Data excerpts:
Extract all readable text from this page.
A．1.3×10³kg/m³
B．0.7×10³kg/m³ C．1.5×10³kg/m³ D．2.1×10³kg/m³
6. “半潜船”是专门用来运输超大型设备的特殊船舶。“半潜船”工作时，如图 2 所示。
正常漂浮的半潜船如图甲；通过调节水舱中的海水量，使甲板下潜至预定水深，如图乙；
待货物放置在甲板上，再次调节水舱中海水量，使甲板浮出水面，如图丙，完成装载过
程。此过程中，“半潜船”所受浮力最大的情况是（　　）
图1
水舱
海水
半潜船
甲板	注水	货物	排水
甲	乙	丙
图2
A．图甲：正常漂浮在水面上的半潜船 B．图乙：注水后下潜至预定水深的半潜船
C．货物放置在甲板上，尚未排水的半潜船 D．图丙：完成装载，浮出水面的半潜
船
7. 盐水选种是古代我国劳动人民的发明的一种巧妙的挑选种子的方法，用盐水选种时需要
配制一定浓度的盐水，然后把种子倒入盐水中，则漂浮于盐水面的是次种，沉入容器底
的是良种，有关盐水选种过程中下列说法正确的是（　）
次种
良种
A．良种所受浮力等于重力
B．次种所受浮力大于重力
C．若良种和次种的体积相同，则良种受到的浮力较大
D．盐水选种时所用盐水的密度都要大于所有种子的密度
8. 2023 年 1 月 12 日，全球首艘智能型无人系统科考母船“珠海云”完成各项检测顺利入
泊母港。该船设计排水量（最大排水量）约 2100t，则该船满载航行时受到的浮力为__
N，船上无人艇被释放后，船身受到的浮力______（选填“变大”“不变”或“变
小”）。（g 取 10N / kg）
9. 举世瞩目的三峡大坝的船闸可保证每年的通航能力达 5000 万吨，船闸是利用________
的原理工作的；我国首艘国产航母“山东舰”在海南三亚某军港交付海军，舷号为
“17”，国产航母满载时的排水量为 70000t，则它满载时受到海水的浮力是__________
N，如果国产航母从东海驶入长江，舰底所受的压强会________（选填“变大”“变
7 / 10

WHAT IS ASKED: Reproduce each entry from the records above, character for character.

FINISHED ANSWER:
Extract all readable text from this page.
A．1.3×10³kg/m³
B．0.7×10³kg/m³ C．1.5×10³kg/m³ D．2.1×10³kg/m³
6. “半潜船”是专门用来运输超大型设备的特殊船舶。“半潜船”工作时，如图 2 所示。
正常漂浮的半潜船如图甲；通过调节水舱中的海水量，使甲板下潜至预定水深，如图乙；
待货物放置在甲板上，再次调节水舱中海水量，使甲板浮出水面，如图丙，完成装载过
程。此过程中，“半潜船”所受浮力最大的情况是（　　）
图1
水舱
海水
半潜船
甲板	注水	货物	排水
甲	乙	丙
图2
A．图甲：正常漂浮在水面上的半潜船 B．图乙：注水后下潜至预定水深的半潜船
C．货物放置在甲板上，尚未排水的半潜船 D．图丙：完成装载，浮出水面的半潜
船
7. 盐水选种是古代我国劳动人民的发明的一种巧妙的挑选种子的方法，用盐水选种时需要
配制一定浓度的盐水，然后把种子倒入盐水中，则漂浮于盐水面的是次种，沉入容器底
的是良种，有关盐水选种过程中下列说法正确的是（　）
次种
良种
A．良种所受浮力等于重力
B．次种所受浮力大于重力
C．若良种和次种的体积相同，则良种受到的浮力较大
D．盐水选种时所用盐水的密度都要大于所有种子的密度
8. 2023 年 1 月 12 日，全球首艘智能型无人系统科考母船“珠海云”完成各项检测顺利入
泊母港。该船设计排水量（最大排水量）约 2100t，则该船满载航行时受到的浮力为__
N，船上无人艇被释放后，船身受到的浮力______（选填“变大”“不变”或“变
小”）。（g 取 10N / kg）
9. 举世瞩目的三峡大坝的船闸可保证每年的通航能力达 5000 万吨，船闸是利用________
的原理工作的；我国首艘国产航母“山东舰”在海南三亚某军港交付海军，舷号为
“17”，国产航母满载时的排水量为 70000t，则它满载时受到海水的浮力是__________
N，如果国产航母从东海驶入长江，舰底所受的压强会________（选填“变大”“变
7 / 10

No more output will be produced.